● **EXERCISE DETAILS**: Identify each line holding the string "modifications" and copy it.

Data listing
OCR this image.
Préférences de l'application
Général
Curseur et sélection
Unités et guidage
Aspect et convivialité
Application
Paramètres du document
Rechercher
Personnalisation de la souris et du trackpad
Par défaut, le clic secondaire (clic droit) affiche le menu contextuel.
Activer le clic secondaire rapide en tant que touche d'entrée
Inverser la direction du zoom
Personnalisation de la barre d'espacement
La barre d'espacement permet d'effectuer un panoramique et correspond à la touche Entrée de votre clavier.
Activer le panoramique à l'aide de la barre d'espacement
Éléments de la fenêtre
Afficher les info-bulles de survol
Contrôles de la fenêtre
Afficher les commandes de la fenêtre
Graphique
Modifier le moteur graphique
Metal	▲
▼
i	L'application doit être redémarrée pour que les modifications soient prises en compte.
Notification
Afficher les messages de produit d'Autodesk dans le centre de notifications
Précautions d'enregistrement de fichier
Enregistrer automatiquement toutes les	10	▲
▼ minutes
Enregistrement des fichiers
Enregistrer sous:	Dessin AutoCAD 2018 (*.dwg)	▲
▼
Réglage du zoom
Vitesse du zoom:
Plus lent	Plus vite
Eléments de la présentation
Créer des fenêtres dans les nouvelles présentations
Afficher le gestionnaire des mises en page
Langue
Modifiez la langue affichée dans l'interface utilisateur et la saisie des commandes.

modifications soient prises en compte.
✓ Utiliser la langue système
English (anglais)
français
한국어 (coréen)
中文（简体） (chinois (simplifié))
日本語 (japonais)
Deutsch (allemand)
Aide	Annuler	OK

● **ANSWER FOR THE TASK**:
i	L'application doit être redémarrée pour que les modifications soient prises en compte.
modifications soient prises en compte.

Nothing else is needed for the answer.